[Dataset records on visual material]
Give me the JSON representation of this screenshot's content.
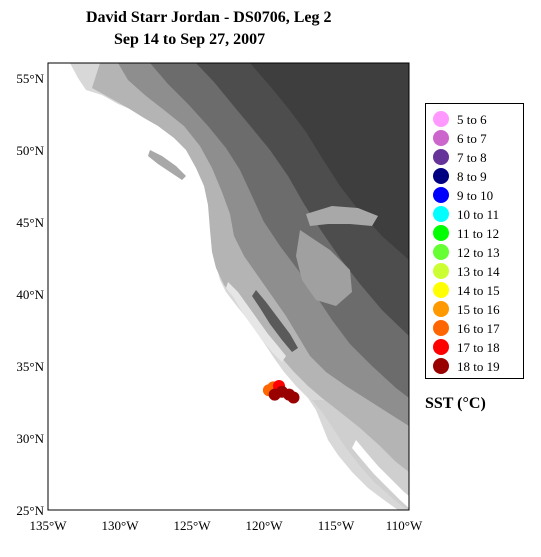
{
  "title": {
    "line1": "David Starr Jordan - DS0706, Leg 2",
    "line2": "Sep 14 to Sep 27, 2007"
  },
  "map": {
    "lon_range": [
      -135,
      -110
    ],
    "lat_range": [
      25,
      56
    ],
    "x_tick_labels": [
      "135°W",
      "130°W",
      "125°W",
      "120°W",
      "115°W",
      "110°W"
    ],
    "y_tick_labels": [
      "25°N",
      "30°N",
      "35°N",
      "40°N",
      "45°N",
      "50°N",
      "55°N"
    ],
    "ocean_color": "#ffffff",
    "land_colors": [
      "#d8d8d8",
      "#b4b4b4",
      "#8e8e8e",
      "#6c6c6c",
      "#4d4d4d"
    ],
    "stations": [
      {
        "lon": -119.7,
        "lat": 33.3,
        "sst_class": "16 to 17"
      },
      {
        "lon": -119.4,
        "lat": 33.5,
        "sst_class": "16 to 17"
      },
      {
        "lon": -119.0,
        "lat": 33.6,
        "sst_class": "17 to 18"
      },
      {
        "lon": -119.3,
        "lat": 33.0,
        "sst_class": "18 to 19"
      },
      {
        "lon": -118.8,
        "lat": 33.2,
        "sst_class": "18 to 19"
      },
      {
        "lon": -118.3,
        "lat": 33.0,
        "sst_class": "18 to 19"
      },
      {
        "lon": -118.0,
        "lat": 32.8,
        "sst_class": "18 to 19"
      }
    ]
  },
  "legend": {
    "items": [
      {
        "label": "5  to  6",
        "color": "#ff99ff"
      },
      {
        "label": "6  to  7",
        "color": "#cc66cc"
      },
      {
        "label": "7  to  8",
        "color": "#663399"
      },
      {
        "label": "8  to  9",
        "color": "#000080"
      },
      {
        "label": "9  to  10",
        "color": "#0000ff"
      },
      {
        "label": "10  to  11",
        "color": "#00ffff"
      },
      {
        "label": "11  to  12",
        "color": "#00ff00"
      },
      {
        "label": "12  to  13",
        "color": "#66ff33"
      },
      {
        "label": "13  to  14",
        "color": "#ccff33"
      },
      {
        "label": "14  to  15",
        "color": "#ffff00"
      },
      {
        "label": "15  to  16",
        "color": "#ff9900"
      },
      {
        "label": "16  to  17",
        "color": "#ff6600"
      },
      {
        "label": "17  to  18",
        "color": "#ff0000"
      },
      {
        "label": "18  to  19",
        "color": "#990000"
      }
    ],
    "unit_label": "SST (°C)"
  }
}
* * *
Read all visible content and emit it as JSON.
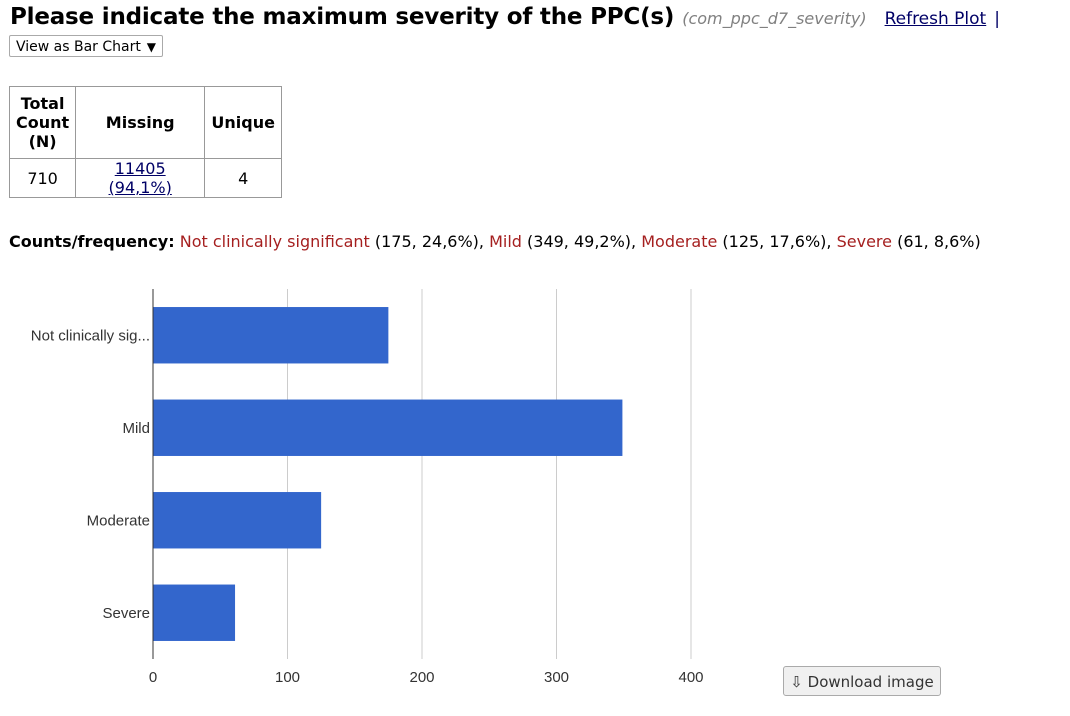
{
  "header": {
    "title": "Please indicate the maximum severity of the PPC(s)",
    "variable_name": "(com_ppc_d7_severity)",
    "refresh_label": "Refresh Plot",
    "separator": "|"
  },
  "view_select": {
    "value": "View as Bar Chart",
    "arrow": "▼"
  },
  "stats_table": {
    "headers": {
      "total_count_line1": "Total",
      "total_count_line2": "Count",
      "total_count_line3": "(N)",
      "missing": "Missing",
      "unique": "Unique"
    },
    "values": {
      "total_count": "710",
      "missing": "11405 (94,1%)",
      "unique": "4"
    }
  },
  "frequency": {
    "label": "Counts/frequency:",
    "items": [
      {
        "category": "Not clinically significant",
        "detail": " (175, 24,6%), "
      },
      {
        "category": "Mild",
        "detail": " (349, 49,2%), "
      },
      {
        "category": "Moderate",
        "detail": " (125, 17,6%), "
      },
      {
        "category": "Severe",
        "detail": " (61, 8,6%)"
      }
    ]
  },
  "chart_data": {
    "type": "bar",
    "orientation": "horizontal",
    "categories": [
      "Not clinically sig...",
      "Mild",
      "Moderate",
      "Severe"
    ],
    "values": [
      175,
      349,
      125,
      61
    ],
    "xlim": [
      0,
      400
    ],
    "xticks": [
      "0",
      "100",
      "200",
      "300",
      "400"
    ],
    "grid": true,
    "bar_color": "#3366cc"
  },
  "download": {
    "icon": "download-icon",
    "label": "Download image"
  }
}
* * *
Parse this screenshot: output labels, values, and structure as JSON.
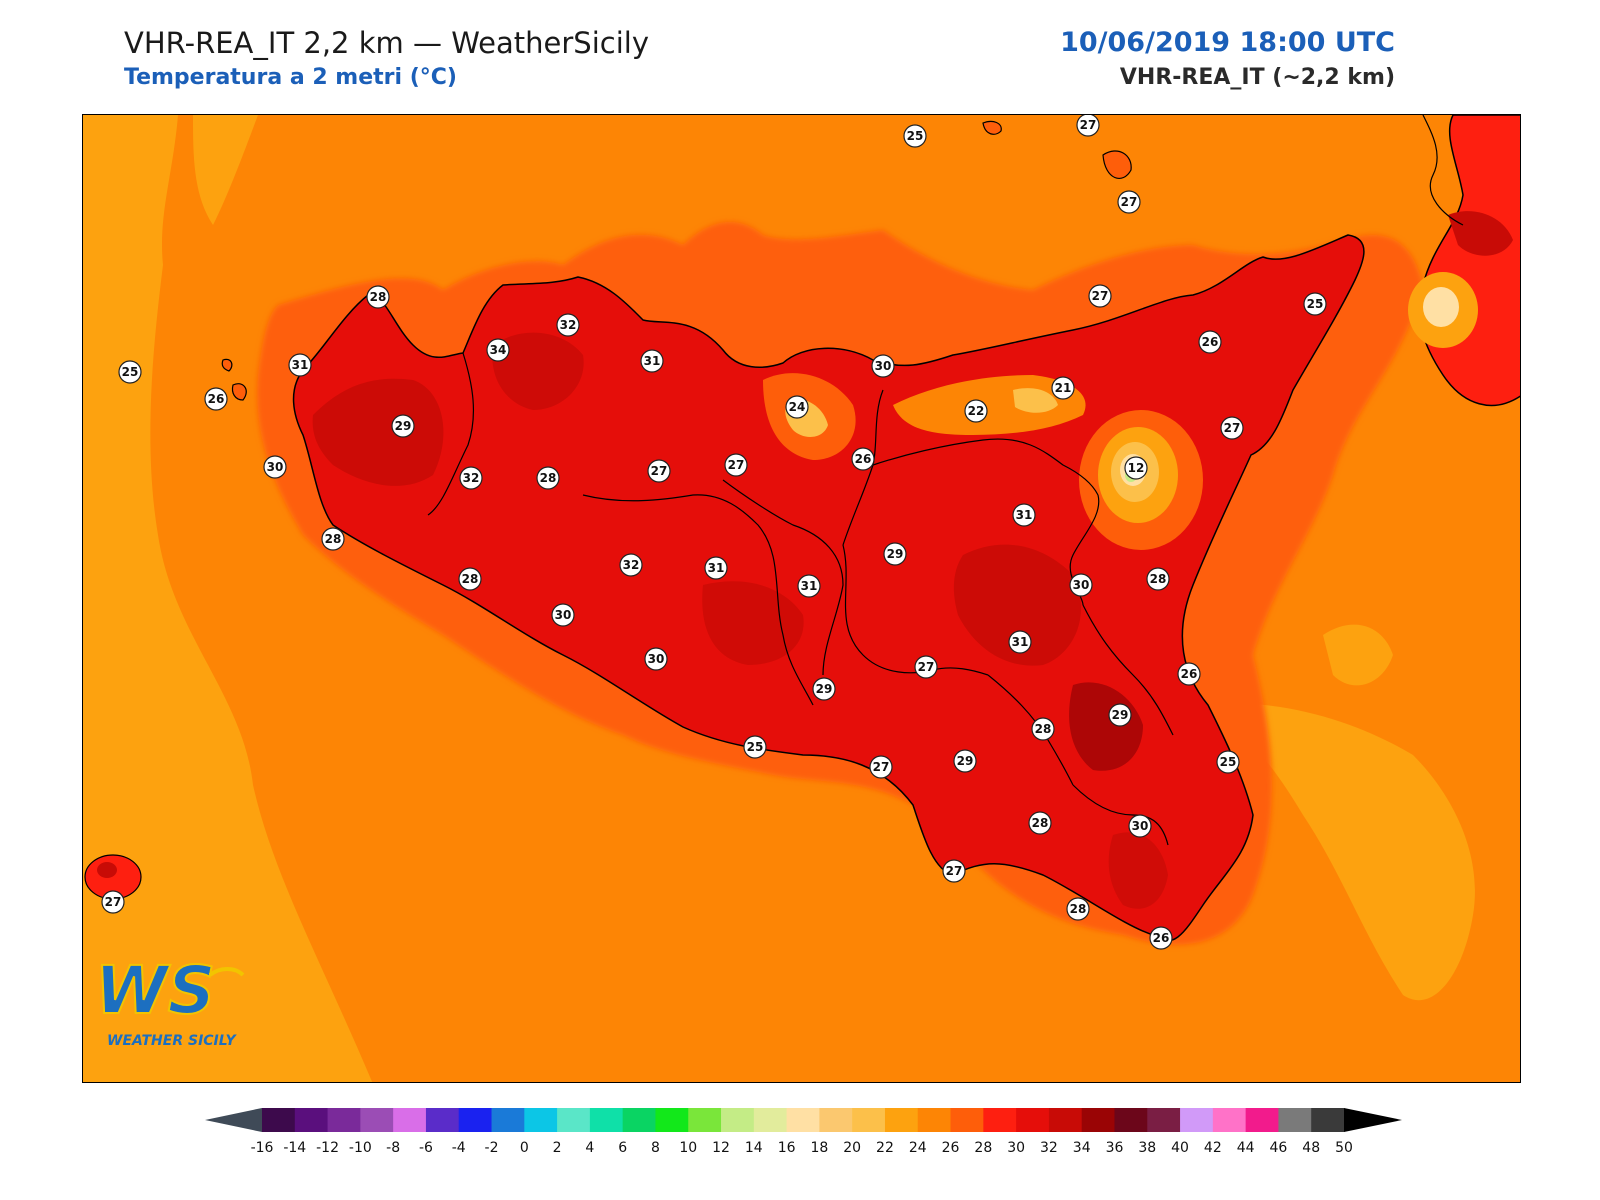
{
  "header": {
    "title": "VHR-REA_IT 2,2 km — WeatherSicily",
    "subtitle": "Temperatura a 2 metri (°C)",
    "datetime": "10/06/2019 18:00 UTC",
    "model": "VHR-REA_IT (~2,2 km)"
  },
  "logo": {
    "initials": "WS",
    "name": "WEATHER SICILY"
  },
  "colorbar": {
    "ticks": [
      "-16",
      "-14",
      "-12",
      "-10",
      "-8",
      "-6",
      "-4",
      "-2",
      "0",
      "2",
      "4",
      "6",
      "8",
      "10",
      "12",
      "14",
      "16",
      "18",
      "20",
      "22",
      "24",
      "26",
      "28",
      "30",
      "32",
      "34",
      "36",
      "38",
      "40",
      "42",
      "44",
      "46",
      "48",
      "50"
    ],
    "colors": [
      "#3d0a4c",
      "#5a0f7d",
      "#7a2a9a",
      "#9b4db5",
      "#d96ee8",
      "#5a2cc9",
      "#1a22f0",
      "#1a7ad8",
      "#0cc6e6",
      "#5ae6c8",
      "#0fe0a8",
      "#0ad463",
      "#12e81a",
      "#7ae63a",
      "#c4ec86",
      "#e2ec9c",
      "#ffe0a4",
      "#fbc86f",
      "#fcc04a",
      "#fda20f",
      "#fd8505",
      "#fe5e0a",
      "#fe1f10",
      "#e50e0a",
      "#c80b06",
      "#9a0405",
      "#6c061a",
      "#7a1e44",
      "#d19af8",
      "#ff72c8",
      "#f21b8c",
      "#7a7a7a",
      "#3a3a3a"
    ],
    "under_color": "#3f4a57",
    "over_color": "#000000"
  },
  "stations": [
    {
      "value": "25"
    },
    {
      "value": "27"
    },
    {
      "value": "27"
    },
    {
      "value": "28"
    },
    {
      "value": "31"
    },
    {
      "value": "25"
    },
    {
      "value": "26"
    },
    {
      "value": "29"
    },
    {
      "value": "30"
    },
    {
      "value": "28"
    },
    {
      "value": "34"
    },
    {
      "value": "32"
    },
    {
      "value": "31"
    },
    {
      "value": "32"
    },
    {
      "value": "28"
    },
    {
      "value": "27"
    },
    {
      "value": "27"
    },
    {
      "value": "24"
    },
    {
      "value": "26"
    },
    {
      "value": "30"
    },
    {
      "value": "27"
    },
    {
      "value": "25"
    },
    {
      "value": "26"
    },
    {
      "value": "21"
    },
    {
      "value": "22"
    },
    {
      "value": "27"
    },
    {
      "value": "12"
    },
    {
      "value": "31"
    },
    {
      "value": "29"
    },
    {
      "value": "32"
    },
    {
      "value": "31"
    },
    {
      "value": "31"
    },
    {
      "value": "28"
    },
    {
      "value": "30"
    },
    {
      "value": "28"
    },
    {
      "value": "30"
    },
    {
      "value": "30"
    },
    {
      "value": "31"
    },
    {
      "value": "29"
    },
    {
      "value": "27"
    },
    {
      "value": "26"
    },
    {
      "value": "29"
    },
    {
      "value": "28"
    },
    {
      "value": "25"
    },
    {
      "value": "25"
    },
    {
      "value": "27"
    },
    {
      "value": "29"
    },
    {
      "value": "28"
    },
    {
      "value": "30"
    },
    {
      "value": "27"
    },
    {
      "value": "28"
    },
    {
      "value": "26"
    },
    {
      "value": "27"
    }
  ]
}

• **Exercise**
Pull out all lines of the data with the string "JSON".

• **Result of the task**
Give me the JSON representation of this screenshot's content.
Read all visible content and emit it as JSON.
Parse this screenshot: output labels, values, and structure as JSON.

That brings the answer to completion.